Render the records, from their first line up to and including the line containing "- x-tick-label: 2.6: [386, 373, 401, 385]", as a Markdown table with two columns, Row and Entry. Give each line a row number, and leave out blank lines.

━━━ RAW DATA

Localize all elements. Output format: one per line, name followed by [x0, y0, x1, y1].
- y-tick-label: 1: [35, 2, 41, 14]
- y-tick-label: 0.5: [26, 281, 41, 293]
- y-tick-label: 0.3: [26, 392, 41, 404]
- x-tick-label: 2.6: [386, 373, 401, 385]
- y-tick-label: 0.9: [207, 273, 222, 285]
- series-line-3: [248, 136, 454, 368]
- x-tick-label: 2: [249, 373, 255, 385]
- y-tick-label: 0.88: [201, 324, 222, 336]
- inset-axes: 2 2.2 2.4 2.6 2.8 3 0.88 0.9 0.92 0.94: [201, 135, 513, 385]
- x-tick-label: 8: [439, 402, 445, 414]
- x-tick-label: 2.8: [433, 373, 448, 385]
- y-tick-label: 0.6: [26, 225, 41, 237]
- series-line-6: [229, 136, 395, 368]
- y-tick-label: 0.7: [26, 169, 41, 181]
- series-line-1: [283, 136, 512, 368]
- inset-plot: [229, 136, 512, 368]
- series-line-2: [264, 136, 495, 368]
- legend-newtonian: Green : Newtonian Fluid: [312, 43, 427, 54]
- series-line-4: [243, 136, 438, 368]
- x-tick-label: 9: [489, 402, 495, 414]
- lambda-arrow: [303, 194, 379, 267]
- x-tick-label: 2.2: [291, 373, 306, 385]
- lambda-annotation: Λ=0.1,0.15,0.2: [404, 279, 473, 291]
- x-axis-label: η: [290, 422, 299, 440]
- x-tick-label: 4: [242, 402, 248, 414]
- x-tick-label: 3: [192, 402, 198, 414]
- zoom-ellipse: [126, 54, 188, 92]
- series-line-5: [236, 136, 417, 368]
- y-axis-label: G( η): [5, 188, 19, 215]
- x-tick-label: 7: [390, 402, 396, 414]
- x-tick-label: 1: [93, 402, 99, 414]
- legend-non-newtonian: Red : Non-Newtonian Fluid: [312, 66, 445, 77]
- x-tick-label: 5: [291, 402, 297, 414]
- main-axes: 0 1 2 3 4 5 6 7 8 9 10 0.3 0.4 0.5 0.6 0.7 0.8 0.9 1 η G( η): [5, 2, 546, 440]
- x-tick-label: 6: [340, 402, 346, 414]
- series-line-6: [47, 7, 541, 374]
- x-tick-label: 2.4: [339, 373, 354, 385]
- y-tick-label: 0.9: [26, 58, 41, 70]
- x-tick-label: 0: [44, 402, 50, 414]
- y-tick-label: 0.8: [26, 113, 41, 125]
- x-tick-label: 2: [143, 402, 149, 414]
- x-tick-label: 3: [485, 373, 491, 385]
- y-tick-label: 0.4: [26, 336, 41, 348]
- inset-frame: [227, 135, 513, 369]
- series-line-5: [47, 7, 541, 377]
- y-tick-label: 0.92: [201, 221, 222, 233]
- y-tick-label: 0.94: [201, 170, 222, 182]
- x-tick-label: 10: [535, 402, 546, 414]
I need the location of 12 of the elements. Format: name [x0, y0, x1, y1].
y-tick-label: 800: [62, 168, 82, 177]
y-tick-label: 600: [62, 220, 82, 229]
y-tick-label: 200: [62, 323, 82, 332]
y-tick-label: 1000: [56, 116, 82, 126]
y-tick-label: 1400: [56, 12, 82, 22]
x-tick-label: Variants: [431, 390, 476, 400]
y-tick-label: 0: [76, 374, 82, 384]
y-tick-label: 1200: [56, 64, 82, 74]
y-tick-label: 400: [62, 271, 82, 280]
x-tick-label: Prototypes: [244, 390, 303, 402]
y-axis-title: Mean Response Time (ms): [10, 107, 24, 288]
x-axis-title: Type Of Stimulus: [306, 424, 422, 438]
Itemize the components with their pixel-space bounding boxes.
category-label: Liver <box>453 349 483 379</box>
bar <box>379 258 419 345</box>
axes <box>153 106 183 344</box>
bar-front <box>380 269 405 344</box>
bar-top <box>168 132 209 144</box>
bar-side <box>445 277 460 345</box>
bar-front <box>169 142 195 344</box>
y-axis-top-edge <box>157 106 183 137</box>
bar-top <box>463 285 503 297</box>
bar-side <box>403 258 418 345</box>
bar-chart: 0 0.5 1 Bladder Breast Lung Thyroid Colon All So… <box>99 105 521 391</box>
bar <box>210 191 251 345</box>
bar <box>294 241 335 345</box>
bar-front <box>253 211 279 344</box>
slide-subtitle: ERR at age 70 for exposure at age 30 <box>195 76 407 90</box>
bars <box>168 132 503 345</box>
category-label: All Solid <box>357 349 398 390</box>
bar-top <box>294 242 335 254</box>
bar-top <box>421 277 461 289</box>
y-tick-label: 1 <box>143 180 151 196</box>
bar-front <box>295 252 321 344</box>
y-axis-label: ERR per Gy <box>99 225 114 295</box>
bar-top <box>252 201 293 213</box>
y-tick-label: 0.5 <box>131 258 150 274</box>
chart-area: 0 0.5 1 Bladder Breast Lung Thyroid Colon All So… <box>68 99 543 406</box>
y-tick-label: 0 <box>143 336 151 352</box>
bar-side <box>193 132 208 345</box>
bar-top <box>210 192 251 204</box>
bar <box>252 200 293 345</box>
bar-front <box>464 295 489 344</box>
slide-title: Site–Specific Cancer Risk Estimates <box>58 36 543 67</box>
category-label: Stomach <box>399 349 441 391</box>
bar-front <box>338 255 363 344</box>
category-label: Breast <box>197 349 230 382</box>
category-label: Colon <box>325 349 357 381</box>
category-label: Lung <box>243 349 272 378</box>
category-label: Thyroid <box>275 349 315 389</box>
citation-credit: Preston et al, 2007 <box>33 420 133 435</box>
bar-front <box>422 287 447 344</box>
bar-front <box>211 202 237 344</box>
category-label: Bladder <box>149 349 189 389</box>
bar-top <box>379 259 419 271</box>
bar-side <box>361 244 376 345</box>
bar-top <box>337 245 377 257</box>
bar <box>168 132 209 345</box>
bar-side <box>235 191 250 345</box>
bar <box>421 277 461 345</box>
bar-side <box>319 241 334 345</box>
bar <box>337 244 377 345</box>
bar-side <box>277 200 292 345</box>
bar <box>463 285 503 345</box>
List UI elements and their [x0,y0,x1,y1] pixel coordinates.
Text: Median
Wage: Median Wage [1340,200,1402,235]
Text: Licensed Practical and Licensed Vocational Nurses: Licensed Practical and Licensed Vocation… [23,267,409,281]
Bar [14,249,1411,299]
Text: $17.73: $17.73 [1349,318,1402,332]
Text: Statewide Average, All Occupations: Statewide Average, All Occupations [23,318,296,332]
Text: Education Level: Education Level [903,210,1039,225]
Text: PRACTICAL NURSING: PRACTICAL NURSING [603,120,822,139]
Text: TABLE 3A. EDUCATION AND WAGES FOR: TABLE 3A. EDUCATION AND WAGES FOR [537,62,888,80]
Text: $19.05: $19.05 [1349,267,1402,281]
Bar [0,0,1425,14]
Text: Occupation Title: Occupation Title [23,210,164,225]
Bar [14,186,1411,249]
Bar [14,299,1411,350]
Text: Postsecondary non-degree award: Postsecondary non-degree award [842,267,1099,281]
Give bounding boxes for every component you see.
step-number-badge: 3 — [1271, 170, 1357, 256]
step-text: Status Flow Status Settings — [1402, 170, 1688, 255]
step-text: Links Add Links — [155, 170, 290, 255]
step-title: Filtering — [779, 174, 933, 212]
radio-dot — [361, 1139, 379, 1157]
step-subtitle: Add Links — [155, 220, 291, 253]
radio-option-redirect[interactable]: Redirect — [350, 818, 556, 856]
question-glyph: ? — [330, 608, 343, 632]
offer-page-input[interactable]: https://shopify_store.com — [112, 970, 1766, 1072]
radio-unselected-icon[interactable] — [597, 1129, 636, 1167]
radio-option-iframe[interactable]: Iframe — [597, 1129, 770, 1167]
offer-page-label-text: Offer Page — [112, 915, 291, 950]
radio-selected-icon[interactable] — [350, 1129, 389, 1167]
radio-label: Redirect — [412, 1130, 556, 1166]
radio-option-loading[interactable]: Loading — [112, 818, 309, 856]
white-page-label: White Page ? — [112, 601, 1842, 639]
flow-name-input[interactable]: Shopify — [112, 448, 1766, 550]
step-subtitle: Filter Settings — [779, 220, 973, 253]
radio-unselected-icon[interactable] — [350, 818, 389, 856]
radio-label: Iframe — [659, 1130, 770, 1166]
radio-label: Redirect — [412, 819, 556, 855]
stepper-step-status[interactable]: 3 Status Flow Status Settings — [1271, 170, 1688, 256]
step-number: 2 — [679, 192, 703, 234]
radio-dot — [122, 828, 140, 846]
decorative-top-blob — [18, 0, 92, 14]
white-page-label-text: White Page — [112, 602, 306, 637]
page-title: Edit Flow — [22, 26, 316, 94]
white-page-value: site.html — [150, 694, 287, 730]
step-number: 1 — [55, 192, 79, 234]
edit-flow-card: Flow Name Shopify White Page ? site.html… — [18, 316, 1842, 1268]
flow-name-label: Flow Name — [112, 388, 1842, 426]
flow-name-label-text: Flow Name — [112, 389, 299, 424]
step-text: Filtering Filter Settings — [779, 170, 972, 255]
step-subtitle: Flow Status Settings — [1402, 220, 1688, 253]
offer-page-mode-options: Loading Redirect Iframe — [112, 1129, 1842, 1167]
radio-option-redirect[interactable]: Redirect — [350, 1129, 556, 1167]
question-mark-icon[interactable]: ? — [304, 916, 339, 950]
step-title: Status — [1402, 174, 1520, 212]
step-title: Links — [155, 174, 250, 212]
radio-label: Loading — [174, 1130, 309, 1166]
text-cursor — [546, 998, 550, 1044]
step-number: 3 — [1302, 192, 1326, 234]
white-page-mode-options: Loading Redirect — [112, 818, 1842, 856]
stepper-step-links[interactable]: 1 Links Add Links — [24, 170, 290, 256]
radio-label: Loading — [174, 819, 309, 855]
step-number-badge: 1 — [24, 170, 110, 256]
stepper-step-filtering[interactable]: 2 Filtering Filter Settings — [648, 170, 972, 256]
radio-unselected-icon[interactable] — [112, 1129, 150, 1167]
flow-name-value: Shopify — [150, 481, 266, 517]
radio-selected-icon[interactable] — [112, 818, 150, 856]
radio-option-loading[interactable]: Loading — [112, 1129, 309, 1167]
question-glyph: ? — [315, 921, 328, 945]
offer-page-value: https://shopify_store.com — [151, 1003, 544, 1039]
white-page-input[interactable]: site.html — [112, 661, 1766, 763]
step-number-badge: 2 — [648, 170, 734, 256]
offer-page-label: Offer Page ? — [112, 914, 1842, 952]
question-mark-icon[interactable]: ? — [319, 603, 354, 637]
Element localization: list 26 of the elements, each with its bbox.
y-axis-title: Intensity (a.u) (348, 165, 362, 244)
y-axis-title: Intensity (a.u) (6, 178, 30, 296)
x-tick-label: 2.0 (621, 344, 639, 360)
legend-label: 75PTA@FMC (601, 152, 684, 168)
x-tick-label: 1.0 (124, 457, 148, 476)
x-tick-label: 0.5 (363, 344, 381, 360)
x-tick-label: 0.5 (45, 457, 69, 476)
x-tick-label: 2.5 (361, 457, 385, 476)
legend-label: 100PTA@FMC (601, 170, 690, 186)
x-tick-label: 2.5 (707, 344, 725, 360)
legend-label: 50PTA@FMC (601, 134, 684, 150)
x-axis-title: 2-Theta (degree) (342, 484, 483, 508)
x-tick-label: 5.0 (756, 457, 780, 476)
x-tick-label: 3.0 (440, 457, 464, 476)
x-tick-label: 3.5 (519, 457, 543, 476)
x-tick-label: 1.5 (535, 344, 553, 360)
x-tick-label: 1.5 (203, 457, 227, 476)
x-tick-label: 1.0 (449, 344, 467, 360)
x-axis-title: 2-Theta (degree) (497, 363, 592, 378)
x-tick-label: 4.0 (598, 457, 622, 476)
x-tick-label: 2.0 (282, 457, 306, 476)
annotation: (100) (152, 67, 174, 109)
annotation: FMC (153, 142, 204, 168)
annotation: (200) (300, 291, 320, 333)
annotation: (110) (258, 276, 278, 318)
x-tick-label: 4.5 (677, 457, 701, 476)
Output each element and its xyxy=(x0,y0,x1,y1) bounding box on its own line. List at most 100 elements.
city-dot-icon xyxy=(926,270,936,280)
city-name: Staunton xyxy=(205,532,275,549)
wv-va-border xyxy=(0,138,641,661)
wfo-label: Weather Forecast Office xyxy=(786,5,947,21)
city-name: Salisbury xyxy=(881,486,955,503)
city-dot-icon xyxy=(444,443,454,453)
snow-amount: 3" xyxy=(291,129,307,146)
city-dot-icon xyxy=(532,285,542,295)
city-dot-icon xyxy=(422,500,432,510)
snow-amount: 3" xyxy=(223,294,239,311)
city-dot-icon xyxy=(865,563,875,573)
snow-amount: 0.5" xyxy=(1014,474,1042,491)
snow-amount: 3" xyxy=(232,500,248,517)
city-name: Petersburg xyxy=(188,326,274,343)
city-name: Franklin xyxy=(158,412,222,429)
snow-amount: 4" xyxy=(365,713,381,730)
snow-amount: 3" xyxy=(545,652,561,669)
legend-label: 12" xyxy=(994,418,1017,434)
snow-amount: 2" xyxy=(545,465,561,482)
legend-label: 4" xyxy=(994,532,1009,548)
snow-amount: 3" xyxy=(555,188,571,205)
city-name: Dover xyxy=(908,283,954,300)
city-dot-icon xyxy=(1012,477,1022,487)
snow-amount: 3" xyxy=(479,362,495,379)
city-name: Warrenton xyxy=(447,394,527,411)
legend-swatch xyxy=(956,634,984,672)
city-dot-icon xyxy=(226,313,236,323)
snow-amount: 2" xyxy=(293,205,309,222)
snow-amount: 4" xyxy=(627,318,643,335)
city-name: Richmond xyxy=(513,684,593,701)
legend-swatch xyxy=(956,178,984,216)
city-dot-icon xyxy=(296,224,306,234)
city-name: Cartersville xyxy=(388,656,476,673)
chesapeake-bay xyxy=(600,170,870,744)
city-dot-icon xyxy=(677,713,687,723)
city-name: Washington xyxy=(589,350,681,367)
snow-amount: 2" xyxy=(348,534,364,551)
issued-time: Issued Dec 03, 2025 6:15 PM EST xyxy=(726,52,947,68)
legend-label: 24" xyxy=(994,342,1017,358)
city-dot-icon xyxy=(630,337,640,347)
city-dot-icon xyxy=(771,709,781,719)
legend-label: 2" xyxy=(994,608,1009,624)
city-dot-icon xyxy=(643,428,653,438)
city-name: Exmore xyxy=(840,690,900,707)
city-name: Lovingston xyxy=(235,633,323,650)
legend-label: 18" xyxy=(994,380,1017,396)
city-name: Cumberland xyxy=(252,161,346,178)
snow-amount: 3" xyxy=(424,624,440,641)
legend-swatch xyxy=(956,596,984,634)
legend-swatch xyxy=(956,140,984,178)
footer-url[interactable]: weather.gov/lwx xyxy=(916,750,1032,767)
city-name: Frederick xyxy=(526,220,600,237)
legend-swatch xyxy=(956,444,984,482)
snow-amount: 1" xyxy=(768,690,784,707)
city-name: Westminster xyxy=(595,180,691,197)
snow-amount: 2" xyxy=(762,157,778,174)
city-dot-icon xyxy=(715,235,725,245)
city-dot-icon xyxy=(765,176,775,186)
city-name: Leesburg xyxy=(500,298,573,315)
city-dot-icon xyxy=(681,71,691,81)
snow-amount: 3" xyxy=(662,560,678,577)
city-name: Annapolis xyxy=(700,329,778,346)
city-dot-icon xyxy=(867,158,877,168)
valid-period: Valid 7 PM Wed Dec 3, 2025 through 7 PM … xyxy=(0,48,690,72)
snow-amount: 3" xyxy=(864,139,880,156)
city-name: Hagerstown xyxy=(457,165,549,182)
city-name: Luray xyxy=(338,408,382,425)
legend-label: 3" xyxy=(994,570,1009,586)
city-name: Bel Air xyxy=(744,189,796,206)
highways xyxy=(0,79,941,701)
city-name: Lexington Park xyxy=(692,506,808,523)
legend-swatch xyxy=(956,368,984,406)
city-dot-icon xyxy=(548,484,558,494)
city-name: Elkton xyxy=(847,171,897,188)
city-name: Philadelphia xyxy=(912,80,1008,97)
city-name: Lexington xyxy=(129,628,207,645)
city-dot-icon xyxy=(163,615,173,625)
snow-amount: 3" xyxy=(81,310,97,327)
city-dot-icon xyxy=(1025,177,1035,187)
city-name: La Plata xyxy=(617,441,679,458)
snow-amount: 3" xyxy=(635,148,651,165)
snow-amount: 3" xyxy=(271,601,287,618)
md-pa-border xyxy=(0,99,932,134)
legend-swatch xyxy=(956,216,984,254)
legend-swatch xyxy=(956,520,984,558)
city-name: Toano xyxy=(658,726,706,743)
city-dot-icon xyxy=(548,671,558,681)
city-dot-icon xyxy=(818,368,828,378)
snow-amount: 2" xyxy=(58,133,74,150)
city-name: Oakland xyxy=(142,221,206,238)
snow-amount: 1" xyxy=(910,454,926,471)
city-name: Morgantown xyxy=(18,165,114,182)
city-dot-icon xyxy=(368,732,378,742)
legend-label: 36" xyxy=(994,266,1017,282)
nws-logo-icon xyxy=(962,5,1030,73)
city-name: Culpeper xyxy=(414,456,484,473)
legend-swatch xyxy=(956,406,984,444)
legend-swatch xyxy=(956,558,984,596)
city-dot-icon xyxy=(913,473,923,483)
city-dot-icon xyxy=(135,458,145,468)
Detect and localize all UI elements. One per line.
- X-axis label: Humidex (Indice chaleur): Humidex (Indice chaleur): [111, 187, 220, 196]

━━━━━━

■ EXERCISE RESPONSE
| Row | Entry |
|---|---|
| 1 | Localize all elements. Output format: one per line, name followed by [x0, y0, x1, y1]. |
| 2 | - y-tick-label: 1: [35, 2, 41, 14] |
| 3 | - y-tick-label: 0.5: [26, 281, 41, 293] |
| 4 | - y-tick-label: 0.3: [26, 392, 41, 404] |
| 5 | - x-tick-label: 2.6: [386, 373, 401, 385] |